§ Goal
Count the lines below that contain the word "JSON", and reply with that number alone.

§ Data to use
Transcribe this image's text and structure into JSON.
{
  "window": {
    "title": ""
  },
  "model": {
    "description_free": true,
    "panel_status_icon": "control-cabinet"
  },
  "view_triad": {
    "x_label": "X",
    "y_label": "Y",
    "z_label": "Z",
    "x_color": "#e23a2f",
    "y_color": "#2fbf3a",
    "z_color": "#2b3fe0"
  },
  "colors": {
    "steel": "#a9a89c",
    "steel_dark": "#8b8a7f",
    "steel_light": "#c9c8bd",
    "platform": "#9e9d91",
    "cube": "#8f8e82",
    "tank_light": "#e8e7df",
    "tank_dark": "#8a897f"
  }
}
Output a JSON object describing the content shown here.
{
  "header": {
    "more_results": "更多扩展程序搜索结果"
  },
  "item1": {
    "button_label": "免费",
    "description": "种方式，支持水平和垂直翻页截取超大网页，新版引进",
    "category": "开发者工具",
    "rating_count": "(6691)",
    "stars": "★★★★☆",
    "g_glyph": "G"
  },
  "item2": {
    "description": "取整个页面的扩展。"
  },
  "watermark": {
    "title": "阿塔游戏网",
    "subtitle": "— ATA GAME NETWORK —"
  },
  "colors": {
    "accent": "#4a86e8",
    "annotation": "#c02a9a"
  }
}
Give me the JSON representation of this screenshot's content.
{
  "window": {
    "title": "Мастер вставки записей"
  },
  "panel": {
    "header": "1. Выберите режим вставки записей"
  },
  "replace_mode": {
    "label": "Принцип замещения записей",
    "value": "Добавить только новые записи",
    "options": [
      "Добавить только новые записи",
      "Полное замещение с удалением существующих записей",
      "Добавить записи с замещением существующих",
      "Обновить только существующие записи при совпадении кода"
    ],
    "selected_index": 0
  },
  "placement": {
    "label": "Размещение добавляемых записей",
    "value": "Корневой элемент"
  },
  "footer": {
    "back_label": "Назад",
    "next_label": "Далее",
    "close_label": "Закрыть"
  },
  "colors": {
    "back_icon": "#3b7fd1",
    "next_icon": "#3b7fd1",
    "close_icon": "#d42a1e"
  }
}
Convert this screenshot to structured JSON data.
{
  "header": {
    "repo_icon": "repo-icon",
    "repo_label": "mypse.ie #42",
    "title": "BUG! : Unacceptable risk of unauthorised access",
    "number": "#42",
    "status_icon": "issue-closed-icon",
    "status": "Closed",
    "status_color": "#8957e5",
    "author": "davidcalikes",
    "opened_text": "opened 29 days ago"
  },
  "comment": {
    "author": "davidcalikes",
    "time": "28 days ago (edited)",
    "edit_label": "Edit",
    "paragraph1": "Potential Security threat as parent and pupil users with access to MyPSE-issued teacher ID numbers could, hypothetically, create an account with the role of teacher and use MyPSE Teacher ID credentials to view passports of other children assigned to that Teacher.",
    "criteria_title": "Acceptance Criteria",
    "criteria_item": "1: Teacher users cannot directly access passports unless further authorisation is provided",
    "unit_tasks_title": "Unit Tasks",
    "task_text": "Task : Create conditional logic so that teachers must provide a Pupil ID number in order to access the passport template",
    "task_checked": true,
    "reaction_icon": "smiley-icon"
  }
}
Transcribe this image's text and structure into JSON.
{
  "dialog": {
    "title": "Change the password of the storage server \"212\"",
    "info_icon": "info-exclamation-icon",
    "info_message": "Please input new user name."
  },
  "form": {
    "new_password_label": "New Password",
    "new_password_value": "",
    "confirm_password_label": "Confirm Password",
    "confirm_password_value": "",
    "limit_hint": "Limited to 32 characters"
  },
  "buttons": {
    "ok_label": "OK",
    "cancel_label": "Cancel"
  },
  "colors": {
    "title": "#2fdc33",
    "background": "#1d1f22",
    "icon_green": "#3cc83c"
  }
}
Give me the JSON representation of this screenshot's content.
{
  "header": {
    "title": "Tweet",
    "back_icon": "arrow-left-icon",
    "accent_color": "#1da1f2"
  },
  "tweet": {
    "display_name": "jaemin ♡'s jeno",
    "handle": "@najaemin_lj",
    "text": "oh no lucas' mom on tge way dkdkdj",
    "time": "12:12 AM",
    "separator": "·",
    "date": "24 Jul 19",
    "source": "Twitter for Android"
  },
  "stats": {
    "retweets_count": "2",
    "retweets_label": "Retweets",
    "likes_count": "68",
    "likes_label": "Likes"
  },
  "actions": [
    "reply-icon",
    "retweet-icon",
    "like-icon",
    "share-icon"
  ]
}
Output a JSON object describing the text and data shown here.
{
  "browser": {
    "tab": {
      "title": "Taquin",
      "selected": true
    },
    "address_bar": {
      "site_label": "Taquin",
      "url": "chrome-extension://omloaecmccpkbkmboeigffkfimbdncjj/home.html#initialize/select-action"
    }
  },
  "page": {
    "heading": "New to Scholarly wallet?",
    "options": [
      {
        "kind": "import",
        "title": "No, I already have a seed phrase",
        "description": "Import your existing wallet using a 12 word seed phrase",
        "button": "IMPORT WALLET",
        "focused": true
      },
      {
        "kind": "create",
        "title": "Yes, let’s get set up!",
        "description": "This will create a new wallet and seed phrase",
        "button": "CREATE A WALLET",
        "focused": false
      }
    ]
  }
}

§ Output for this exercise
7